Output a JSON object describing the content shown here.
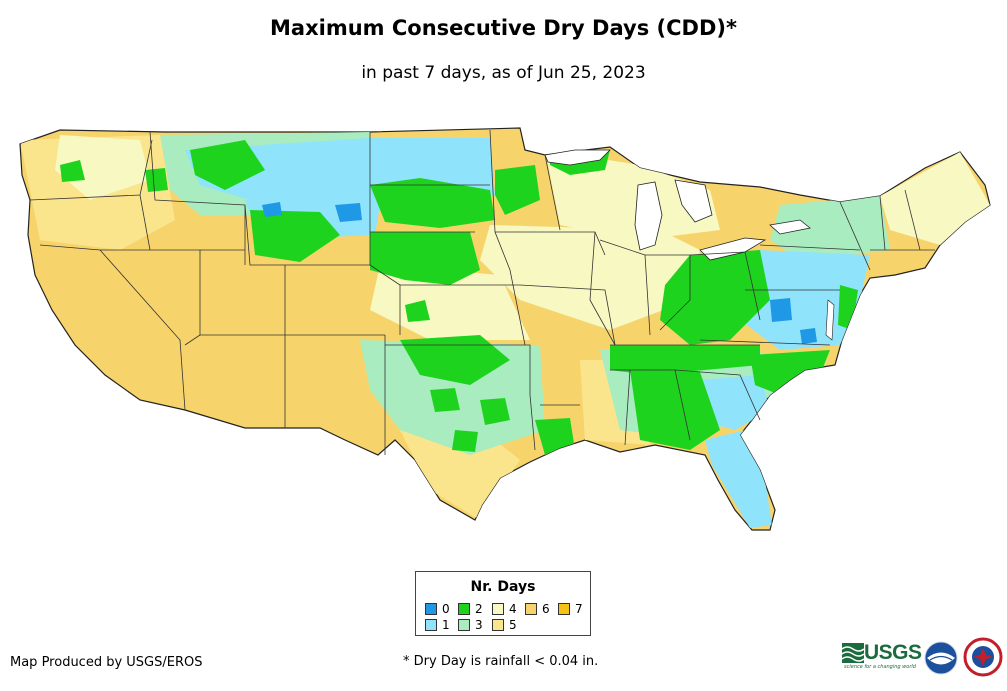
{
  "title": "Maximum Consecutive Dry Days (CDD)*",
  "subtitle": "in past 7 days, as of Jun 25, 2023",
  "legend": {
    "title": "Nr. Days",
    "items": [
      {
        "label": "0",
        "color": "#1f98e6"
      },
      {
        "label": "1",
        "color": "#8fe3fb"
      },
      {
        "label": "2",
        "color": "#1ed31e"
      },
      {
        "label": "3",
        "color": "#a9ecc0"
      },
      {
        "label": "4",
        "color": "#f8f8c2"
      },
      {
        "label": "5",
        "color": "#fbe58c"
      },
      {
        "label": "6",
        "color": "#f7d46b"
      },
      {
        "label": "7",
        "color": "#f5c317"
      }
    ]
  },
  "footer": {
    "credit": "Map Produced by USGS/EROS",
    "note": "* Dry Day is rainfall < 0.04 in."
  },
  "logos": {
    "usgs": "USGS",
    "usgs_tagline": "science for a changing world",
    "noaa": "noaa",
    "nws": "NATIONAL WEATHER SERVICE"
  },
  "colors": {
    "land_border": "#222222",
    "state_border": "#333333"
  }
}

········

■ **GIVEN TASK**
Identify which lines contain the word "label" and copy each one.

■ **CORRECT ANSWER**
        "label": "0",
        "label": "1",
        "label": "2",
        "label": "3",
        "label": "4",
        "label": "5",
        "label": "6",
        "label": "7",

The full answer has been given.